[START DATASET ENTRIES]

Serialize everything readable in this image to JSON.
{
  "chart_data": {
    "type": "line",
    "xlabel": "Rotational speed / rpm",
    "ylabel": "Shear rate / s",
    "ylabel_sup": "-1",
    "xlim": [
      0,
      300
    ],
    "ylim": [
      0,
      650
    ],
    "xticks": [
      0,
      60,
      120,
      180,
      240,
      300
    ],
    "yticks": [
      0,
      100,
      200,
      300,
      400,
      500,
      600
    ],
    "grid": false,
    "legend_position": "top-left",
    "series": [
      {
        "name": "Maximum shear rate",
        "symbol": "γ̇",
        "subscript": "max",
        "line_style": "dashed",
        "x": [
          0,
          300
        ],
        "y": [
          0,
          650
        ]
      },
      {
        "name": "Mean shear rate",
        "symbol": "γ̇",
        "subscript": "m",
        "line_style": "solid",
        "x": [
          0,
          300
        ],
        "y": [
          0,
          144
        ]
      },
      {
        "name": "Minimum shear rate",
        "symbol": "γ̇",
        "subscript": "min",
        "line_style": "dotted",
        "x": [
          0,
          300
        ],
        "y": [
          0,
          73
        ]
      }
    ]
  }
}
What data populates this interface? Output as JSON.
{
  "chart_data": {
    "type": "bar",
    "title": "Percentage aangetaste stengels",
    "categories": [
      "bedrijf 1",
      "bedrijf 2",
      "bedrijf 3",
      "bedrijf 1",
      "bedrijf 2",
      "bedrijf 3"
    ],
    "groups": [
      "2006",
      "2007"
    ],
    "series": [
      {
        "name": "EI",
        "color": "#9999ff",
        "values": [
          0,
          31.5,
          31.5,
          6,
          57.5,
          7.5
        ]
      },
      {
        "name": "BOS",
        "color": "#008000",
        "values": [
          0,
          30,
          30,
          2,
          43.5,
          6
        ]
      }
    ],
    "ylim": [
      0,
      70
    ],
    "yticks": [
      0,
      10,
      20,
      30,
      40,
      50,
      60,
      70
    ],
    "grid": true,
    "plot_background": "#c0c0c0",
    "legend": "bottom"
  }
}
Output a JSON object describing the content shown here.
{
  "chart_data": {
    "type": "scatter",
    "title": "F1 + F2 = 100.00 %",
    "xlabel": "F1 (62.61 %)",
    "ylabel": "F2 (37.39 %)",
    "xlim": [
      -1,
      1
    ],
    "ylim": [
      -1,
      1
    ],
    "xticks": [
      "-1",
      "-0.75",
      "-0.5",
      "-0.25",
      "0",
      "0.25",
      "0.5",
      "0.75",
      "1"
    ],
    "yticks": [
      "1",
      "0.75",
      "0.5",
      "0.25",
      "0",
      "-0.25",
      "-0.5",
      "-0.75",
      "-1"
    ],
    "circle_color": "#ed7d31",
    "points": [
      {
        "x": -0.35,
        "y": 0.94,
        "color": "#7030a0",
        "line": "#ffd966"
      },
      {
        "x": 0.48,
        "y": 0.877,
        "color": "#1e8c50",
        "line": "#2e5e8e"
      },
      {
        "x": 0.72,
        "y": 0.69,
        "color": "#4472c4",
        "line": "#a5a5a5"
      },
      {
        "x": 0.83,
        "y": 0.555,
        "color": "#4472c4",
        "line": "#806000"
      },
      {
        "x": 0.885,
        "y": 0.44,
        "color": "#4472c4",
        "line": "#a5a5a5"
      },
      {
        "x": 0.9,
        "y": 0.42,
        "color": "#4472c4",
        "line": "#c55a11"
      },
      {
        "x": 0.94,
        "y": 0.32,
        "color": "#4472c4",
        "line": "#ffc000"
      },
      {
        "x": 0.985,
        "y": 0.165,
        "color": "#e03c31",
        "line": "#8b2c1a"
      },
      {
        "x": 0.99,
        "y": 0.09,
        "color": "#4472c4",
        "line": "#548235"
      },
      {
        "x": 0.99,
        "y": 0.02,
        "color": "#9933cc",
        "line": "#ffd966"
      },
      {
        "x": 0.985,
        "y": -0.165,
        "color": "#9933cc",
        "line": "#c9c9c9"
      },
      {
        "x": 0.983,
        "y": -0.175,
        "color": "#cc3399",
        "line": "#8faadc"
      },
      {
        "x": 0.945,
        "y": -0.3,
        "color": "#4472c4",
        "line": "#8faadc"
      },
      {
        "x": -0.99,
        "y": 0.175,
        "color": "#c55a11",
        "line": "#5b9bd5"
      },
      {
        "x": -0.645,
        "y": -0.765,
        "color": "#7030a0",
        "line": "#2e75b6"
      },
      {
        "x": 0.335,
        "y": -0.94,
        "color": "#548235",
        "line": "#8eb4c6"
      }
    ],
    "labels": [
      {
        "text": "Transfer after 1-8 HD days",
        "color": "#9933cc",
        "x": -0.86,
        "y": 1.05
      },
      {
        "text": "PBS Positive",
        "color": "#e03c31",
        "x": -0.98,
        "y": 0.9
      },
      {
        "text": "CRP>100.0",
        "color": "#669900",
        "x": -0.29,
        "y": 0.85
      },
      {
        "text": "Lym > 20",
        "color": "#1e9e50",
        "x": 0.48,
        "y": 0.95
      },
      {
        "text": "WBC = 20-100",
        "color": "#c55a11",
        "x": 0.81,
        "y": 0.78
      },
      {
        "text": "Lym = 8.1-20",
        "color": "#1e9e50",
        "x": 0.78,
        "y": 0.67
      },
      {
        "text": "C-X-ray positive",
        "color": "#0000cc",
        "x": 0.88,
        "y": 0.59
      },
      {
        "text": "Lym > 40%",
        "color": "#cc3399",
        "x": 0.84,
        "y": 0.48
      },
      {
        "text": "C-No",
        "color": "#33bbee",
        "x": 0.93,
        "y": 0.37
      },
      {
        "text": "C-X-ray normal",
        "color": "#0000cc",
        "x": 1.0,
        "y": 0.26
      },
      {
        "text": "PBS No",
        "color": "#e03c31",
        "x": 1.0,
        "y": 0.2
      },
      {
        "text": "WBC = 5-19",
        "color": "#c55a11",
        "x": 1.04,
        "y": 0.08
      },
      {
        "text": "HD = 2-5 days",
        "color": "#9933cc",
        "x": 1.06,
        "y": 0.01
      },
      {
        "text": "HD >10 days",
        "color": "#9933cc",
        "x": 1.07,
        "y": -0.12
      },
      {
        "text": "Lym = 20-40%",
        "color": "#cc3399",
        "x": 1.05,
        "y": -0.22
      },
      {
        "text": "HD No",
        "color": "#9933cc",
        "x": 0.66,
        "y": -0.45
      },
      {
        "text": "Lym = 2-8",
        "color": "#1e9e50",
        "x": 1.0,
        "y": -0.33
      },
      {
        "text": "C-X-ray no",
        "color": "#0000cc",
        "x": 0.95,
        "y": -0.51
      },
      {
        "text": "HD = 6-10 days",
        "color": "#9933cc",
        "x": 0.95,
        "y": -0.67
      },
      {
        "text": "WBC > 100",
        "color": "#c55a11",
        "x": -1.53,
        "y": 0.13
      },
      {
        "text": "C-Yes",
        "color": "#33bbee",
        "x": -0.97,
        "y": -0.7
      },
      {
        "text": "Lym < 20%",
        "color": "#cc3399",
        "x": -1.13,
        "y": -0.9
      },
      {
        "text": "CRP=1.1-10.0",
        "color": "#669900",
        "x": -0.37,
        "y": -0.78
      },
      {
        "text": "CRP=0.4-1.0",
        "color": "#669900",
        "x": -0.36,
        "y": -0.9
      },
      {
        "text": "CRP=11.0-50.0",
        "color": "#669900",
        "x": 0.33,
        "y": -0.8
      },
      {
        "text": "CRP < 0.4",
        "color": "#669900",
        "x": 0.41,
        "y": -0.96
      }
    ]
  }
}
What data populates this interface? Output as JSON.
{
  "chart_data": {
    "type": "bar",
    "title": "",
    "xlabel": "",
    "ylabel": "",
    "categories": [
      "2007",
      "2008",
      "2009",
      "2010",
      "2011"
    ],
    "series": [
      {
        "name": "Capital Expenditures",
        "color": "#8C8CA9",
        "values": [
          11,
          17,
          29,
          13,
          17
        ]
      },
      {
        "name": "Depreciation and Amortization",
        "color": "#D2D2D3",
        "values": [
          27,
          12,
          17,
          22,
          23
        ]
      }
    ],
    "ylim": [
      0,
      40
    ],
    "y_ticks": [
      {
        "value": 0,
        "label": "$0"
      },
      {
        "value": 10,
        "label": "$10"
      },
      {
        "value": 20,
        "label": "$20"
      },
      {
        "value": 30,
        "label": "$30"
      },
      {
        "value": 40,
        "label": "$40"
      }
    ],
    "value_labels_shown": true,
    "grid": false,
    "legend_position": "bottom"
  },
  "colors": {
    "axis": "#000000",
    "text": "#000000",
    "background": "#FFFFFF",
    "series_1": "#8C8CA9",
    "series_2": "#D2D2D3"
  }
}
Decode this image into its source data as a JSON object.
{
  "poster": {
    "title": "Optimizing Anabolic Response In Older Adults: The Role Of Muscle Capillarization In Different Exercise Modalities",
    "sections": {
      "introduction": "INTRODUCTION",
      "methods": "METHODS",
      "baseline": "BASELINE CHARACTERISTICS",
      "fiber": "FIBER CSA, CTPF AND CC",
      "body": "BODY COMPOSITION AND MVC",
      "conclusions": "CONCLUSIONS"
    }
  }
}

[END DATASET ENTRIES]

**REQUIRED TASK**
List the lines of the material in which the word "name" occurs.

**SOLUTION TO THIS TASK**
        "name": "Maximum shear rate",
        "name": "Mean shear rate",
        "name": "Minimum shear rate",
        "name": "EI",
        "name": "BOS",
        "name": "Capital Expenditures",
        "name": "Depreciation and Amortization",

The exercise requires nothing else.